▸ TASK:
Search the listing below for the word "источник" and copy each line that holds it.

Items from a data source

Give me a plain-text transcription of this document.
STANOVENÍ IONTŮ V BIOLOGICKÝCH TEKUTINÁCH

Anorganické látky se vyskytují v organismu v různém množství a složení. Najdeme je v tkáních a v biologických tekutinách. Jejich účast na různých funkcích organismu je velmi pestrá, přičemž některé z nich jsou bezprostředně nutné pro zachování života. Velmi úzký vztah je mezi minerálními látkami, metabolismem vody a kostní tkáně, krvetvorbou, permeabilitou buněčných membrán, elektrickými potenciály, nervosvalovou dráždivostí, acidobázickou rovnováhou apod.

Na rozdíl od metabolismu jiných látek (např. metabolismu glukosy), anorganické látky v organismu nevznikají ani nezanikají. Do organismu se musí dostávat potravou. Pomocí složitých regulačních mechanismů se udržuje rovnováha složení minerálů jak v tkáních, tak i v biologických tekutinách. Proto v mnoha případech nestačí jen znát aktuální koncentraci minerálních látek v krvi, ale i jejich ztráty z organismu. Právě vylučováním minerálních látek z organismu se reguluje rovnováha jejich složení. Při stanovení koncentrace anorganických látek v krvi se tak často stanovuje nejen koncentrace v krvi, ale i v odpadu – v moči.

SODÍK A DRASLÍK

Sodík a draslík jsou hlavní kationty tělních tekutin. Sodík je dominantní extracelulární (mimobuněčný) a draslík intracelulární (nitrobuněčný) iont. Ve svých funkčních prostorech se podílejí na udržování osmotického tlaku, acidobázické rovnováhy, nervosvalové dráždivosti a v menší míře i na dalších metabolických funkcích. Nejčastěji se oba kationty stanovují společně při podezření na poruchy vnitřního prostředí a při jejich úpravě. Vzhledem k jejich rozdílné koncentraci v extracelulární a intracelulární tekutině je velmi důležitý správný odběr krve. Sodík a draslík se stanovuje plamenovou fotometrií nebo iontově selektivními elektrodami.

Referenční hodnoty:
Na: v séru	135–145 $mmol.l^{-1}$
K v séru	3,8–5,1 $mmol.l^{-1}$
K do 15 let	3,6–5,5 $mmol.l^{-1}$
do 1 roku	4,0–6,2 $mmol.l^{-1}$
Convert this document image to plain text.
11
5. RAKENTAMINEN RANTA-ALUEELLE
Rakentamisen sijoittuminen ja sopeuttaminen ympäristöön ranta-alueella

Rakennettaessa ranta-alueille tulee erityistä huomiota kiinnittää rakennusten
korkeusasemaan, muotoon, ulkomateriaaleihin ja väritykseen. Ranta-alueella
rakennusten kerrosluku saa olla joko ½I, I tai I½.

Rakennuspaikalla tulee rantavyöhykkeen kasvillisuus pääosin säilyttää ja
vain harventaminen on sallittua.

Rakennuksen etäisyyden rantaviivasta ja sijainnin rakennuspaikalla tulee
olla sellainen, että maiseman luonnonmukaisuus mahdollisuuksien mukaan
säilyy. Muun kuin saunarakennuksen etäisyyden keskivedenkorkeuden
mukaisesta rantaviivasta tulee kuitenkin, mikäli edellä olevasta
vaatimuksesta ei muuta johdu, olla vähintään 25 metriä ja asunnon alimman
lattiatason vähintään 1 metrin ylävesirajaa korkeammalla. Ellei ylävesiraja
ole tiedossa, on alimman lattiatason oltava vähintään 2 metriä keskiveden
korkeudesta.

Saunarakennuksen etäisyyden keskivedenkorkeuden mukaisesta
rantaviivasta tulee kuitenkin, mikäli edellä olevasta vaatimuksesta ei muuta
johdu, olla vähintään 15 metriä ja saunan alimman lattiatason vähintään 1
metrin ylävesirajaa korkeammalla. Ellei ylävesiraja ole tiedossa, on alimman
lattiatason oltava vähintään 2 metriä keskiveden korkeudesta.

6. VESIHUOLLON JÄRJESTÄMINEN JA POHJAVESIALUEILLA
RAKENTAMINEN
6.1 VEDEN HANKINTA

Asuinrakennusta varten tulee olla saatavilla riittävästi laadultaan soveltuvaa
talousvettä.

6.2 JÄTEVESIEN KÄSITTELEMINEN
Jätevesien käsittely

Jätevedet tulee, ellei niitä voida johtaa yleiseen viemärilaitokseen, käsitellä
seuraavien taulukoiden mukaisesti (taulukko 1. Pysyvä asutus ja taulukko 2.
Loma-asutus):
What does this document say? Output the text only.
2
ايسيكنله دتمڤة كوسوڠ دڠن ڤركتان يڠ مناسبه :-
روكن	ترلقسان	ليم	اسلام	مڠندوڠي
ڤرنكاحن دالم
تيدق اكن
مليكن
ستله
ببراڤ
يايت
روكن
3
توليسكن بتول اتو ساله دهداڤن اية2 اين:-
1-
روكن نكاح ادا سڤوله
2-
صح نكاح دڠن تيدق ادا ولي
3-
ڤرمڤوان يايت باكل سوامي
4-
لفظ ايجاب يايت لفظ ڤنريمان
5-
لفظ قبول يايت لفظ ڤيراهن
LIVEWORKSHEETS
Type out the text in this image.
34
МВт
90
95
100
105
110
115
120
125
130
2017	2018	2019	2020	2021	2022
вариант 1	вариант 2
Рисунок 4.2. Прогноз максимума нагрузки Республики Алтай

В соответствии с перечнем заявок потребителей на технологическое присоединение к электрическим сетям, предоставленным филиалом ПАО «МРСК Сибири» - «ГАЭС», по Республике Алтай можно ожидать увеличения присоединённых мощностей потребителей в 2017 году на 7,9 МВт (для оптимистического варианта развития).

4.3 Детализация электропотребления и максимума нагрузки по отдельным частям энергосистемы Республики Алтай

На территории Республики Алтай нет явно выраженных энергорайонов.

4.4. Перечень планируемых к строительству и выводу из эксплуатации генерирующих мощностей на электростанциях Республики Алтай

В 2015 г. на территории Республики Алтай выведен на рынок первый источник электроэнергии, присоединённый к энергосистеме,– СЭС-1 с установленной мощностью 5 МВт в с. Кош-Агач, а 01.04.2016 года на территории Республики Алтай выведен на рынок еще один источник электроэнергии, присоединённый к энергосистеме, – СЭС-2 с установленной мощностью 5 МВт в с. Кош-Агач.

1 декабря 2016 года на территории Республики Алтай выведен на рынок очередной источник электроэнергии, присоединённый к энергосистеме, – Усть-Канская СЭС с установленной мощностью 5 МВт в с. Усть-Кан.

▸ THE RESPONSE:
В 2015 г. на территории Республики Алтай выведен на рынок первый источник электроэнергии, присоединённый к энергосистеме,– СЭС-1 с установленной мощностью 5 МВт в с. Кош-Агач, а 01.04.2016 года на территории Республики Алтай выведен на рынок еще один источник электроэнергии, присоединённый к энергосистеме, – СЭС-2 с установленной мощностью 5 МВт в с. Кош-Агач.
1 декабря 2016 года на территории Республики Алтай выведен на рынок очередной источник электроэнергии, присоединённый к энергосистеме, – Усть-Канская СЭС с установленной мощностью 5 МВт в с. Усть-Кан.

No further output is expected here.